Copy out the entries below in full and exactly.

> Data records:
· · · · · · ·

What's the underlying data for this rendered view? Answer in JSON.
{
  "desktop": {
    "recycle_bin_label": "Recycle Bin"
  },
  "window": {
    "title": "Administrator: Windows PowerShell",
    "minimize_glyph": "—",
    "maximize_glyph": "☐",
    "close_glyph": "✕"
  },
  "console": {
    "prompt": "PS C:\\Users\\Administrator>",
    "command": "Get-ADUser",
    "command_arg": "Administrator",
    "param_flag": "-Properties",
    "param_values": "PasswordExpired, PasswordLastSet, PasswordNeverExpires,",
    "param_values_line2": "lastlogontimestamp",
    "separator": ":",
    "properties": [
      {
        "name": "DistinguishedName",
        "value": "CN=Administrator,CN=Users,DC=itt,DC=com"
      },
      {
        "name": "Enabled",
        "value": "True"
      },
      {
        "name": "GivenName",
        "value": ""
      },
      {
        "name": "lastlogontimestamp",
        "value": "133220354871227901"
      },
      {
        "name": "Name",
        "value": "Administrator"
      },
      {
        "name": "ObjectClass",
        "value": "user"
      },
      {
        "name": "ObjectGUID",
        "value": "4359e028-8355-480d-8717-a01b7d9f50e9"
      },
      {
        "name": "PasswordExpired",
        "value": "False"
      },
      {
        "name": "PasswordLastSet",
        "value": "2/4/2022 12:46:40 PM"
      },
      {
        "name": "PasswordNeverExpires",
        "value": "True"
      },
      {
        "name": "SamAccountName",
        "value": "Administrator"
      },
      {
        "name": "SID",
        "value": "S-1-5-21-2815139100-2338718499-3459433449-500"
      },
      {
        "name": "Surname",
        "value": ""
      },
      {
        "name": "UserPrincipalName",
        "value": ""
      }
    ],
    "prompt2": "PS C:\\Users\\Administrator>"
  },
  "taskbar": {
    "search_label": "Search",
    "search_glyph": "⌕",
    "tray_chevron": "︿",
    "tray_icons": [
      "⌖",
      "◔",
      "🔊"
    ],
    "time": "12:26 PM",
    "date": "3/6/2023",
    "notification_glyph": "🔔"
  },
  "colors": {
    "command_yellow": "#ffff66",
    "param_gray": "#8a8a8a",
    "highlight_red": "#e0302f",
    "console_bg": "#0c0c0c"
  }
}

· · · · · · ·

> Written reply:
What's the underlying data for this rendered view? Answer in JSON.
{
  "desktop": {
    "recycle_bin_label": "Recycle Bin"
  },
  "window": {
    "title": "Administrator: Windows PowerShell",
    "minimize_glyph": "—",
    "maximize_glyph": "☐",
    "close_glyph": "✕"
  },
  "console": {
    "prompt": "PS C:\\Users\\Administrator>",
    "command": "Get-ADUser",
    "command_arg": "Administrator",
    "param_flag": "-Properties",
    "param_values": "PasswordExpired, PasswordLastSet, PasswordNeverExpires,",
    "param_values_line2": "lastlogontimestamp",
    "separator": ":",
    "properties": [
      {
        "name": "DistinguishedName",
        "value": "CN=Administrator,CN=Users,DC=itt,DC=com"
      },
      {
        "name": "Enabled",
        "value": "True"
      },
      {
        "name": "GivenName",
        "value": ""
      },
      {
        "name": "lastlogontimestamp",
        "value": "133220354871227901"
      },
      {
        "name": "Name",
        "value": "Administrator"
      },
      {
        "name": "ObjectClass",
        "value": "user"
      },
      {
        "name": "ObjectGUID",
        "value": "4359e028-8355-480d-8717-a01b7d9f50e9"
      },
      {
        "name": "PasswordExpired",
        "value": "False"
      },
      {
        "name": "PasswordLastSet",
        "value": "2/4/2022 12:46:40 PM"
      },
      {
        "name": "PasswordNeverExpires",
        "value": "True"
      },
      {
        "name": "SamAccountName",
        "value": "Administrator"
      },
      {
        "name": "SID",
        "value": "S-1-5-21-2815139100-2338718499-3459433449-500"
      },
      {
        "name": "Surname",
        "value": ""
      },
      {
        "name": "UserPrincipalName",
        "value": ""
      }
    ],
    "prompt2": "PS C:\\Users\\Administrator>"
  },
  "taskbar": {
    "search_label": "Search",
    "search_glyph": "⌕",
    "tray_chevron": "︿",
    "tray_icons": [
      "⌖",
      "◔",
      "🔊"
    ],
    "time": "12:26 PM",
    "date": "3/6/2023",
    "notification_glyph": "🔔"
  },
  "colors": {
    "command_yellow": "#ffff66",
    "param_gray": "#8a8a8a",
    "highlight_red": "#e0302f",
    "console_bg": "#0c0c0c"
  }
}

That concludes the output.